**EXERCISE AIM**
Look through the listing and locate every line containing the word "Kataster"; copy those lines.

**AVAILABLE DATA**
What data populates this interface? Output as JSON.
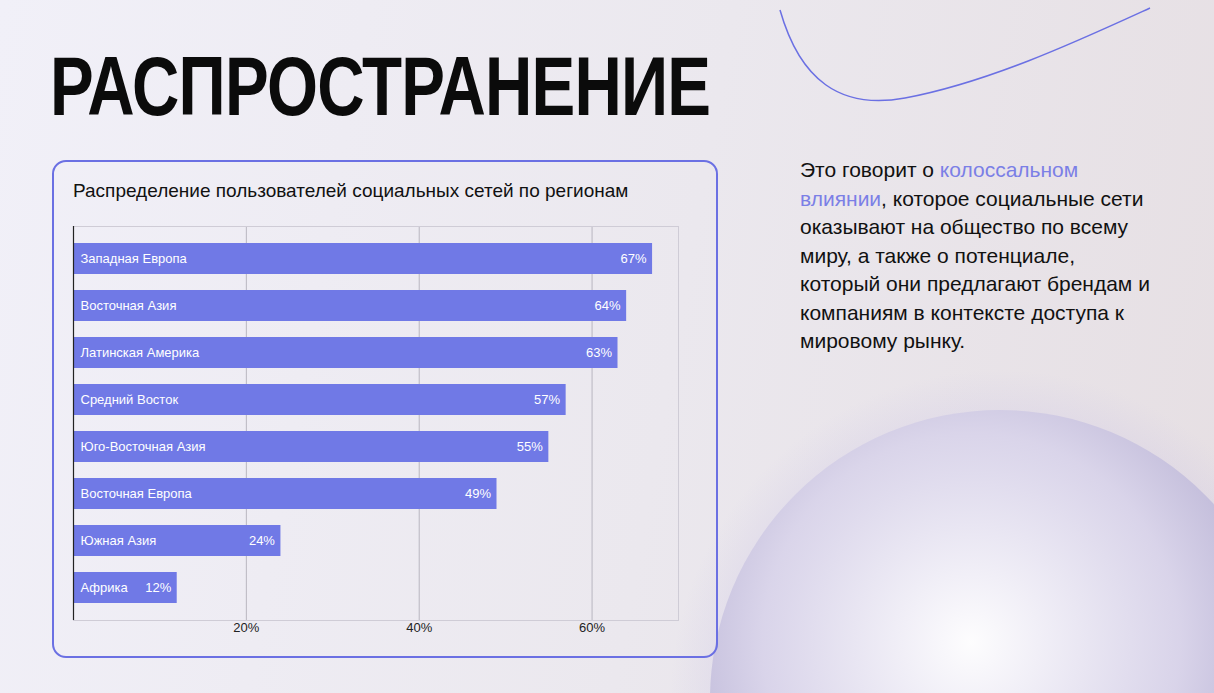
{
  "slide_title": "РАСПРОСТРАНЕНИЕ",
  "body_text": [
    {
      "text": "Это говорит о "
    },
    {
      "text": "колоссальном влиянии",
      "color": "#7b7fe6"
    },
    {
      "text": ", которое социальные сети оказывают на общество по всему миру, а также о потенциале, который они предлагают брендам и компаниям в контексте доступа к мировому рынку."
    }
  ],
  "chart_data": {
    "type": "bar",
    "orientation": "horizontal",
    "title": "Распределение пользователей социальных сетей по регионам",
    "categories": [
      "Западная Европа",
      "Восточная Азия",
      "Латинская Америка",
      "Средний Восток",
      "Юго-Восточная Азия",
      "Восточная Европа",
      "Южная Азия",
      "Африка"
    ],
    "values": [
      67,
      64,
      63,
      57,
      55,
      49,
      24,
      12
    ],
    "value_labels": [
      "67%",
      "64%",
      "63%",
      "57%",
      "55%",
      "49%",
      "24%",
      "12%"
    ],
    "color": "#7079e6",
    "xlim": [
      0,
      70
    ],
    "xticks": [
      {
        "value": 20,
        "label": "20%"
      },
      {
        "value": 40,
        "label": "40%"
      },
      {
        "value": 60,
        "label": "60%"
      }
    ],
    "grid": true,
    "data_labels": true
  }
}
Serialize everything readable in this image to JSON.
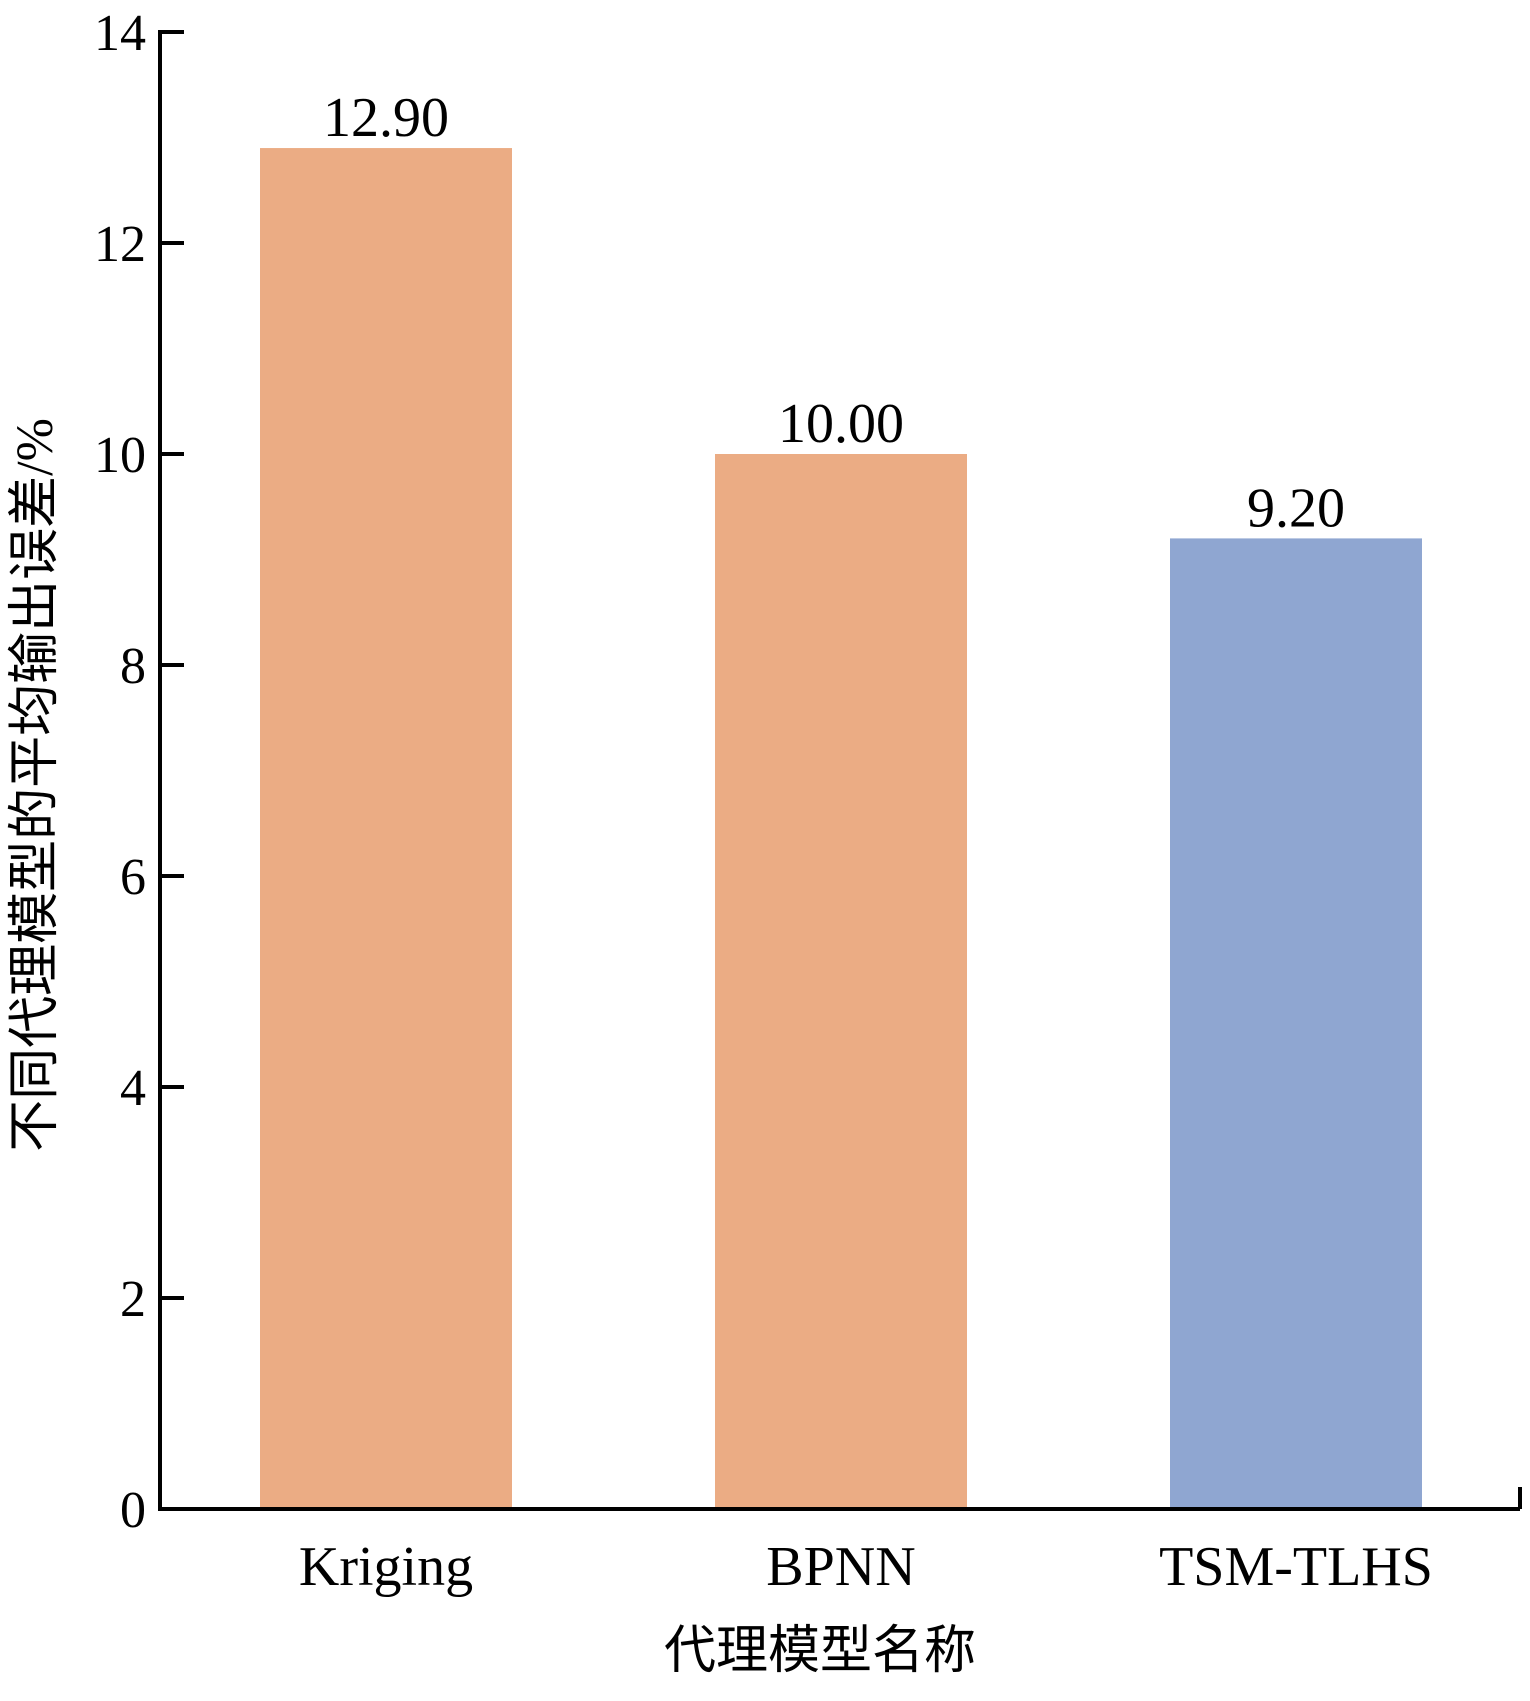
{
  "chart_data": {
    "type": "bar",
    "title": "",
    "xlabel": "代理模型名称",
    "ylabel": "不同代理模型的平均输出误差/%",
    "categories": [
      "Kriging",
      "BPNN",
      "TSM-TLHS"
    ],
    "values": [
      12.9,
      10.0,
      9.2
    ],
    "value_labels": [
      "12.90",
      "10.00",
      "9.20"
    ],
    "bar_colors": [
      "#EBAC84",
      "#EBAC84",
      "#8FA6D1"
    ],
    "ylim": [
      0,
      14
    ],
    "yticks": [
      0,
      2,
      4,
      6,
      8,
      10,
      12,
      14
    ],
    "ytick_labels": [
      "0",
      "2",
      "4",
      "6",
      "8",
      "10",
      "12",
      "14"
    ],
    "grid": false,
    "legend": "none"
  }
}
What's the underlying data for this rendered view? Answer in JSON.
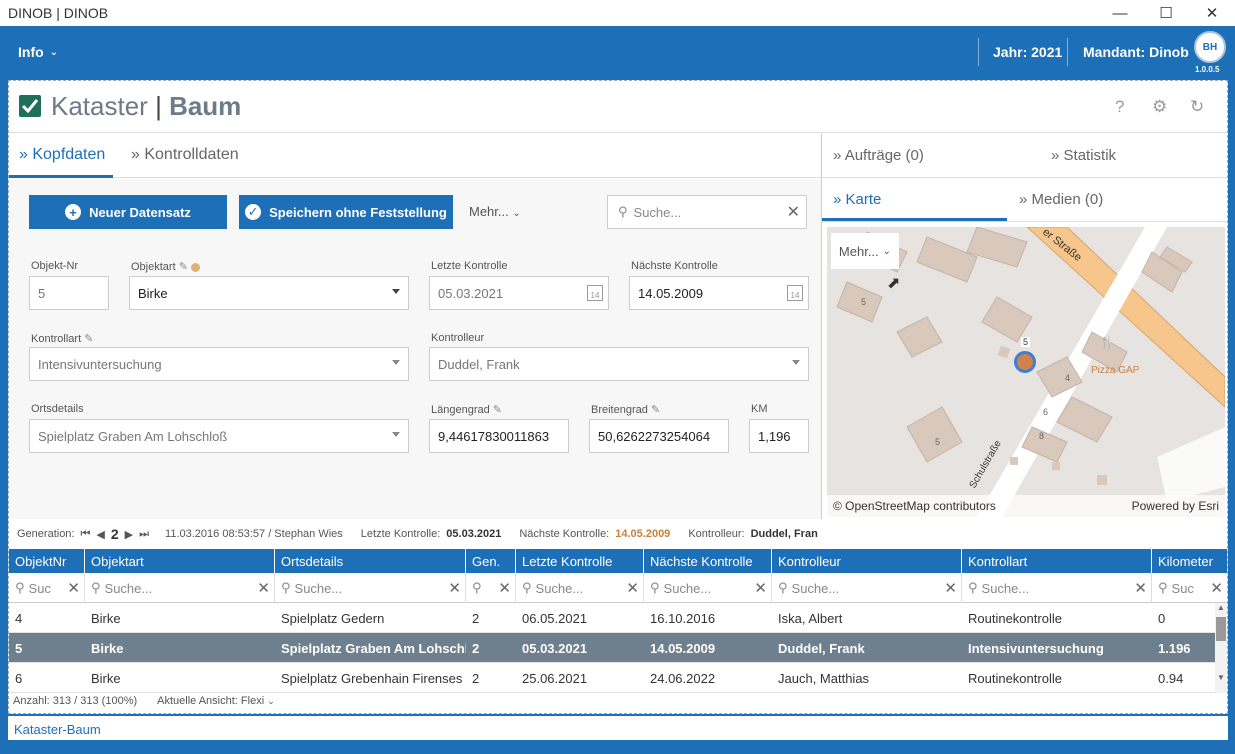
{
  "window": {
    "title": "DINOB | DINOB"
  },
  "header": {
    "menu_label": "Info",
    "jahr": "Jahr: 2021",
    "mandant": "Mandant: Dinob",
    "avatar": "BH",
    "version": "1.0.0.5"
  },
  "page": {
    "title_a": "Kataster",
    "title_sep": "|",
    "title_b": "Baum"
  },
  "tabs": {
    "kopfdaten": "Kopfdaten",
    "kontrolldaten": "Kontrolldaten"
  },
  "toolbar": {
    "new_label": "Neuer Datensatz",
    "save_label": "Speichern ohne Feststellung",
    "more_label": "Mehr...",
    "search_placeholder": "Suche..."
  },
  "form": {
    "objekt_nr": {
      "label": "Objekt-Nr",
      "value": "5"
    },
    "objektart": {
      "label": "Objektart",
      "value": "Birke"
    },
    "letzte_kontrolle": {
      "label": "Letzte Kontrolle",
      "value": "05.03.2021"
    },
    "naechste_kontrolle": {
      "label": "Nächste Kontrolle",
      "value": "14.05.2009"
    },
    "kontrollart": {
      "label": "Kontrollart",
      "value": "Intensivuntersuchung"
    },
    "kontrolleur": {
      "label": "Kontrolleur",
      "value": "Duddel, Frank"
    },
    "ortsdetails": {
      "label": "Ortsdetails",
      "value": "Spielplatz Graben  Am Lohschloß"
    },
    "laengengrad": {
      "label": "Längengrad",
      "value": "9,44617830011863"
    },
    "breitengrad": {
      "label": "Breitengrad",
      "value": "50,6262273254064"
    },
    "km": {
      "label": "KM",
      "value": "1,196"
    },
    "calendar_day": "14"
  },
  "status": {
    "generation_label": "Generation:",
    "generation": "2",
    "created": "11.03.2016 08:53:57 / Stephan Wies",
    "letzte_label": "Letzte Kontrolle:",
    "letzte": "05.03.2021",
    "naechste_label": "Nächste Kontrolle:",
    "naechste": "14.05.2009",
    "kontrolleur_label": "Kontrolleur:",
    "kontrolleur": "Duddel, Fran"
  },
  "right": {
    "auftraege": "Aufträge (0)",
    "statistik": "Statistik",
    "karte": "Karte",
    "medien": "Medien (0)",
    "map_more": "Mehr...",
    "attribution": "© OpenStreetMap contributors",
    "powered": "Powered by Esri",
    "street_a": "er Straße",
    "street_b": "Schulstraße",
    "poi": "Pizza GAP",
    "marker_label": "5",
    "housenumbers": [
      "5",
      "4",
      "6",
      "8",
      "5"
    ]
  },
  "grid": {
    "columns": [
      "ObjektNr",
      "Objektart",
      "Ortsdetails",
      "Gen.",
      "Letzte Kontrolle",
      "Nächste Kontrolle",
      "Kontrolleur",
      "Kontrollart",
      "Kilometer"
    ],
    "filter_short": "Suc",
    "filter_placeholder": "Suche...",
    "rows": [
      [
        "4",
        "Birke",
        "Spielplatz Gedern",
        "2",
        "06.05.2021",
        "16.10.2016",
        "Iska, Albert",
        "Routinekontrolle",
        "0"
      ],
      [
        "5",
        "Birke",
        "Spielplatz Graben  Am Lohschlo",
        "2",
        "05.03.2021",
        "14.05.2009",
        "Duddel, Frank",
        "Intensivuntersuchung",
        "1.196"
      ],
      [
        "6",
        "Birke",
        "Spielplatz Grebenhain  Firenses",
        "2",
        "25.06.2021",
        "24.06.2022",
        "Jauch, Matthias",
        "Routinekontrolle",
        "0.94"
      ]
    ],
    "count": "Anzahl: 313 / 313 (100%)",
    "view": "Aktuelle Ansicht: Flexi"
  },
  "footer_tab": "Kataster-Baum",
  "colors": {
    "primary": "#1d6fb8",
    "selected_row": "#6e7f8e",
    "accent_orange": "#c8813a"
  }
}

**RIGHT ANSWER**
    "title_a": "Kataster",
  "footer_tab": "Kataster-Baum",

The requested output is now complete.